- **GOAL OF THE EXERCISE**:
Please quote the material exactly, every line of it.
-- begin DATA SUPPLIED --
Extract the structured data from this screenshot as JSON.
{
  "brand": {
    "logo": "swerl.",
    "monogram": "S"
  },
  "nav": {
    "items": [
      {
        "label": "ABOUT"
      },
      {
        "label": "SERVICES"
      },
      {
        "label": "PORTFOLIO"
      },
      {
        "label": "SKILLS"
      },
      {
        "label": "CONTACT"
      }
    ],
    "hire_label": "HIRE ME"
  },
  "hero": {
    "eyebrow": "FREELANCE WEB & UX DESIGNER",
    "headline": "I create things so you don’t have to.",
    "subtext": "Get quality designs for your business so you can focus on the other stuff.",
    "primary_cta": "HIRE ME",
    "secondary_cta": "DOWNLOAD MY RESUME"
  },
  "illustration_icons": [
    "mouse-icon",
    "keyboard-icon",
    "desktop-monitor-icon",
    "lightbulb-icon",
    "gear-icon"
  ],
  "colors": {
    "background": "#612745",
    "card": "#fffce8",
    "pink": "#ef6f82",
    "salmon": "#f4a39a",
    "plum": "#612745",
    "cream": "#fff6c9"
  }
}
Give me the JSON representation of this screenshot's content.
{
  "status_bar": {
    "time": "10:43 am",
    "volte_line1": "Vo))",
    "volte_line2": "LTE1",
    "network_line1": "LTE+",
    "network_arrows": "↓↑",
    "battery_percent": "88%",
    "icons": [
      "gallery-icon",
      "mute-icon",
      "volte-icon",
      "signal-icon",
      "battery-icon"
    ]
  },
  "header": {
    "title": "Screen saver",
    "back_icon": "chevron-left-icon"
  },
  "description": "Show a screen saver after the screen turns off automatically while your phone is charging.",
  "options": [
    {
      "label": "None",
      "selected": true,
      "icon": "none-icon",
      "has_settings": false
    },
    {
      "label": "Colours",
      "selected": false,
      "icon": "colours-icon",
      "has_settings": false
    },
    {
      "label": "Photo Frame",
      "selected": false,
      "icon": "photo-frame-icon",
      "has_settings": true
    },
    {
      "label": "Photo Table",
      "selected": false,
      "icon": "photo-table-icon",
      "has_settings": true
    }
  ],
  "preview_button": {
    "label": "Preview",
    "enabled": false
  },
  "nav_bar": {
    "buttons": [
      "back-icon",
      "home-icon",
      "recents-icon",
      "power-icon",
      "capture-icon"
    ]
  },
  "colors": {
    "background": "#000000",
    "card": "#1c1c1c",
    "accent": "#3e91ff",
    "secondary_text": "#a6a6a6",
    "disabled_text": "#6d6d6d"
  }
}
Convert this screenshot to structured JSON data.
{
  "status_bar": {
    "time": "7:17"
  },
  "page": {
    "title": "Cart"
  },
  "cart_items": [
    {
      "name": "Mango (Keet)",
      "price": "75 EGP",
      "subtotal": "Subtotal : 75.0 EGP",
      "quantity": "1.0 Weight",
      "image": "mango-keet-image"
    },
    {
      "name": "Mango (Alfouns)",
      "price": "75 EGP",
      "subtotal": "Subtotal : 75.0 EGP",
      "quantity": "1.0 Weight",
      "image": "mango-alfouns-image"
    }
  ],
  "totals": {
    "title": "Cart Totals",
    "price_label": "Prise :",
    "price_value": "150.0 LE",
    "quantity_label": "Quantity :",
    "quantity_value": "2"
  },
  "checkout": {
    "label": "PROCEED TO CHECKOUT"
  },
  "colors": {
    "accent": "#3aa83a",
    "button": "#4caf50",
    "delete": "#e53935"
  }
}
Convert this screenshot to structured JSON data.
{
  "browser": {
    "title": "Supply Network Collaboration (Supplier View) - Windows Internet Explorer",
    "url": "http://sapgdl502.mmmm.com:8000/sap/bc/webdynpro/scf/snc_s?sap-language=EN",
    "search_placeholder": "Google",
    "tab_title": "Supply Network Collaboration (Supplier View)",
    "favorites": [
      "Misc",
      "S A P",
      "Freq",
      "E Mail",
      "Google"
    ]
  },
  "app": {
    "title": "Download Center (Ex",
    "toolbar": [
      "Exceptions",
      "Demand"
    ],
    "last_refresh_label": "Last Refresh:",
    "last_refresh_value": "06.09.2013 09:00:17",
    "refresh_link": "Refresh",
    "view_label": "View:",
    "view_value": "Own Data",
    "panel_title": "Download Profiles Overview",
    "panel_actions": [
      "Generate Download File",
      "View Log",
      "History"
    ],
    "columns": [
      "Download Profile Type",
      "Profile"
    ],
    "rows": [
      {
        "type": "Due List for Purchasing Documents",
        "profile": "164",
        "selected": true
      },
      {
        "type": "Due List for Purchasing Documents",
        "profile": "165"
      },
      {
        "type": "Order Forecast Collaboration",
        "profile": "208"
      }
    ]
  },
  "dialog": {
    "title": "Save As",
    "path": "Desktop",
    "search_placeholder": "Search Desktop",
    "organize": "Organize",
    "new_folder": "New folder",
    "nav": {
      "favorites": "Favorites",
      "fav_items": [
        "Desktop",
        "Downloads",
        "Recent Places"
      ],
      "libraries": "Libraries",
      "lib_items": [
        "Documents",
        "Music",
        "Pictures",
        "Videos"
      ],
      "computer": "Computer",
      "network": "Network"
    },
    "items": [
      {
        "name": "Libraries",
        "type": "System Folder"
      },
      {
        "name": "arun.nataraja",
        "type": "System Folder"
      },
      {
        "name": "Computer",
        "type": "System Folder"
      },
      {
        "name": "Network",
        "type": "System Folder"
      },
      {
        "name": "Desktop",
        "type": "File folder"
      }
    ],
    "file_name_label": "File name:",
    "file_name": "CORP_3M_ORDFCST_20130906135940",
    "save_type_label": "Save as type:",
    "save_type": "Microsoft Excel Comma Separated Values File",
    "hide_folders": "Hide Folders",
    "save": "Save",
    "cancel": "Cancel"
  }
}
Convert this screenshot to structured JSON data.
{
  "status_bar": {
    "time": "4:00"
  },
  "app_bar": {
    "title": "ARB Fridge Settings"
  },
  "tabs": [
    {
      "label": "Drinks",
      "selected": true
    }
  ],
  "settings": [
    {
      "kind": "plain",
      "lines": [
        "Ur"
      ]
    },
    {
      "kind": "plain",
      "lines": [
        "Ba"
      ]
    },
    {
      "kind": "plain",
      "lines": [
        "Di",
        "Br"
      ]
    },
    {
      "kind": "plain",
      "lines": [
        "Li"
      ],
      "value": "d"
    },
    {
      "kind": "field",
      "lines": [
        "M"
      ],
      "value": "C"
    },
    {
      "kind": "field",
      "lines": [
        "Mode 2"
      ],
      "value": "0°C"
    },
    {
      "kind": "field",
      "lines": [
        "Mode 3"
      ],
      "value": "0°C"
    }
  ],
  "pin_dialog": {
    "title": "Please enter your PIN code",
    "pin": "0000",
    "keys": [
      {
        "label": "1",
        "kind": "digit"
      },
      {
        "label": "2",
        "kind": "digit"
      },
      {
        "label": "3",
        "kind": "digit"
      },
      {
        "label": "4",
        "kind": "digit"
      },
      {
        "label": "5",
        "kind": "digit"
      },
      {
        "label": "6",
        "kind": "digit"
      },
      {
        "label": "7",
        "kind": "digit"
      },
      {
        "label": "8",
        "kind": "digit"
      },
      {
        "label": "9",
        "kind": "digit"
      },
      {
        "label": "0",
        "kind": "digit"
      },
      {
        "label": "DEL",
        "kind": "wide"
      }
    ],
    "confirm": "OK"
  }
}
-- end DATA SUPPLIED --
- **FULL OUTPUT**:
Extract the structured data from this screenshot as JSON.
{
  "brand": {
    "logo": "swerl.",
    "monogram": "S"
  },
  "nav": {
    "items": [
      {
        "label": "ABOUT"
      },
      {
        "label": "SERVICES"
      },
      {
        "label": "PORTFOLIO"
      },
      {
        "label": "SKILLS"
      },
      {
        "label": "CONTACT"
      }
    ],
    "hire_label": "HIRE ME"
  },
  "hero": {
    "eyebrow": "FREELANCE WEB & UX DESIGNER",
    "headline": "I create things so you don’t have to.",
    "subtext": "Get quality designs for your business so you can focus on the other stuff.",
    "primary_cta": "HIRE ME",
    "secondary_cta": "DOWNLOAD MY RESUME"
  },
  "illustration_icons": [
    "mouse-icon",
    "keyboard-icon",
    "desktop-monitor-icon",
    "lightbulb-icon",
    "gear-icon"
  ],
  "colors": {
    "background": "#612745",
    "card": "#fffce8",
    "pink": "#ef6f82",
    "salmon": "#f4a39a",
    "plum": "#612745",
    "cream": "#fff6c9"
  }
}
Give me the JSON representation of this screenshot's content.
{
  "status_bar": {
    "time": "10:43 am",
    "volte_line1": "Vo))",
    "volte_line2": "LTE1",
    "network_line1": "LTE+",
    "network_arrows": "↓↑",
    "battery_percent": "88%",
    "icons": [
      "gallery-icon",
      "mute-icon",
      "volte-icon",
      "signal-icon",
      "battery-icon"
    ]
  },
  "header": {
    "title": "Screen saver",
    "back_icon": "chevron-left-icon"
  },
  "description": "Show a screen saver after the screen turns off automatically while your phone is charging.",
  "options": [
    {
      "label": "None",
      "selected": true,
      "icon": "none-icon",
      "has_settings": false
    },
    {
      "label": "Colours",
      "selected": false,
      "icon": "colours-icon",
      "has_settings": false
    },
    {
      "label": "Photo Frame",
      "selected": false,
      "icon": "photo-frame-icon",
      "has_settings": true
    },
    {
      "label": "Photo Table",
      "selected": false,
      "icon": "photo-table-icon",
      "has_settings": true
    }
  ],
  "preview_button": {
    "label": "Preview",
    "enabled": false
  },
  "nav_bar": {
    "buttons": [
      "back-icon",
      "home-icon",
      "recents-icon",
      "power-icon",
      "capture-icon"
    ]
  },
  "colors": {
    "background": "#000000",
    "card": "#1c1c1c",
    "accent": "#3e91ff",
    "secondary_text": "#a6a6a6",
    "disabled_text": "#6d6d6d"
  }
}
Convert this screenshot to structured JSON data.
{
  "status_bar": {
    "time": "7:17"
  },
  "page": {
    "title": "Cart"
  },
  "cart_items": [
    {
      "name": "Mango (Keet)",
      "price": "75 EGP",
      "subtotal": "Subtotal : 75.0 EGP",
      "quantity": "1.0 Weight",
      "image": "mango-keet-image"
    },
    {
      "name": "Mango (Alfouns)",
      "price": "75 EGP",
      "subtotal": "Subtotal : 75.0 EGP",
      "quantity": "1.0 Weight",
      "image": "mango-alfouns-image"
    }
  ],
  "totals": {
    "title": "Cart Totals",
    "price_label": "Prise :",
    "price_value": "150.0 LE",
    "quantity_label": "Quantity :",
    "quantity_value": "2"
  },
  "checkout": {
    "label": "PROCEED TO CHECKOUT"
  },
  "colors": {
    "accent": "#3aa83a",
    "button": "#4caf50",
    "delete": "#e53935"
  }
}
Convert this screenshot to structured JSON data.
{
  "browser": {
    "title": "Supply Network Collaboration (Supplier View) - Windows Internet Explorer",
    "url": "http://sapgdl502.mmmm.com:8000/sap/bc/webdynpro/scf/snc_s?sap-language=EN",
    "search_placeholder": "Google",
    "tab_title": "Supply Network Collaboration (Supplier View)",
    "favorites": [
      "Misc",
      "S A P",
      "Freq",
      "E Mail",
      "Google"
    ]
  },
  "app": {
    "title": "Download Center (Ex",
    "toolbar": [
      "Exceptions",
      "Demand"
    ],
    "last_refresh_label": "Last Refresh:",
    "last_refresh_value": "06.09.2013 09:00:17",
    "refresh_link": "Refresh",
    "view_label": "View:",
    "view_value": "Own Data",
    "panel_title": "Download Profiles Overview",
    "panel_actions": [
      "Generate Download File",
      "View Log",
      "History"
    ],
    "columns": [
      "Download Profile Type",
      "Profile"
    ],
    "rows": [
      {
        "type": "Due List for Purchasing Documents",
        "profile": "164",
        "selected": true
      },
      {
        "type": "Due List for Purchasing Documents",
        "profile": "165"
      },
      {
        "type": "Order Forecast Collaboration",
        "profile": "208"
      }
    ]
  },
  "dialog": {
    "title": "Save As",
    "path": "Desktop",
    "search_placeholder": "Search Desktop",
    "organize": "Organize",
    "new_folder": "New folder",
    "nav": {
      "favorites": "Favorites",
      "fav_items": [
        "Desktop",
        "Downloads",
        "Recent Places"
      ],
      "libraries": "Libraries",
      "lib_items": [
        "Documents",
        "Music",
        "Pictures",
        "Videos"
      ],
      "computer": "Computer",
      "network": "Network"
    },
    "items": [
      {
        "name": "Libraries",
        "type": "System Folder"
      },
      {
        "name": "arun.nataraja",
        "type": "System Folder"
      },
      {
        "name": "Computer",
        "type": "System Folder"
      },
      {
        "name": "Network",
        "type": "System Folder"
      },
      {
        "name": "Desktop",
        "type": "File folder"
      }
    ],
    "file_name_label": "File name:",
    "file_name": "CORP_3M_ORDFCST_20130906135940",
    "save_type_label": "Save as type:",
    "save_type": "Microsoft Excel Comma Separated Values File",
    "hide_folders": "Hide Folders",
    "save": "Save",
    "cancel": "Cancel"
  }
}
Convert this screenshot to structured JSON data.
{
  "status_bar": {
    "time": "4:00"
  },
  "app_bar": {
    "title": "ARB Fridge Settings"
  },
  "tabs": [
    {
      "label": "Drinks",
      "selected": true
    }
  ],
  "settings": [
    {
      "kind": "plain",
      "lines": [
        "Ur"
      ]
    },
    {
      "kind": "plain",
      "lines": [
        "Ba"
      ]
    },
    {
      "kind": "plain",
      "lines": [
        "Di",
        "Br"
      ]
    },
    {
      "kind": "plain",
      "lines": [
        "Li"
      ],
      "value": "d"
    },
    {
      "kind": "field",
      "lines": [
        "M"
      ],
      "value": "C"
    },
    {
      "kind": "field",
      "lines": [
        "Mode 2"
      ],
      "value": "0°C"
    },
    {
      "kind": "field",
      "lines": [
        "Mode 3"
      ],
      "value": "0°C"
    }
  ],
  "pin_dialog": {
    "title": "Please enter your PIN code",
    "pin": "0000",
    "keys": [
      {
        "label": "1",
        "kind": "digit"
      },
      {
        "label": "2",
        "kind": "digit"
      },
      {
        "label": "3",
        "kind": "digit"
      },
      {
        "label": "4",
        "kind": "digit"
      },
      {
        "label": "5",
        "kind": "digit"
      },
      {
        "label": "6",
        "kind": "digit"
      },
      {
        "label": "7",
        "kind": "digit"
      },
      {
        "label": "8",
        "kind": "digit"
      },
      {
        "label": "9",
        "kind": "digit"
      },
      {
        "label": "0",
        "kind": "digit"
      },
      {
        "label": "DEL",
        "kind": "wide"
      }
    ],
    "confirm": "OK"
  }
}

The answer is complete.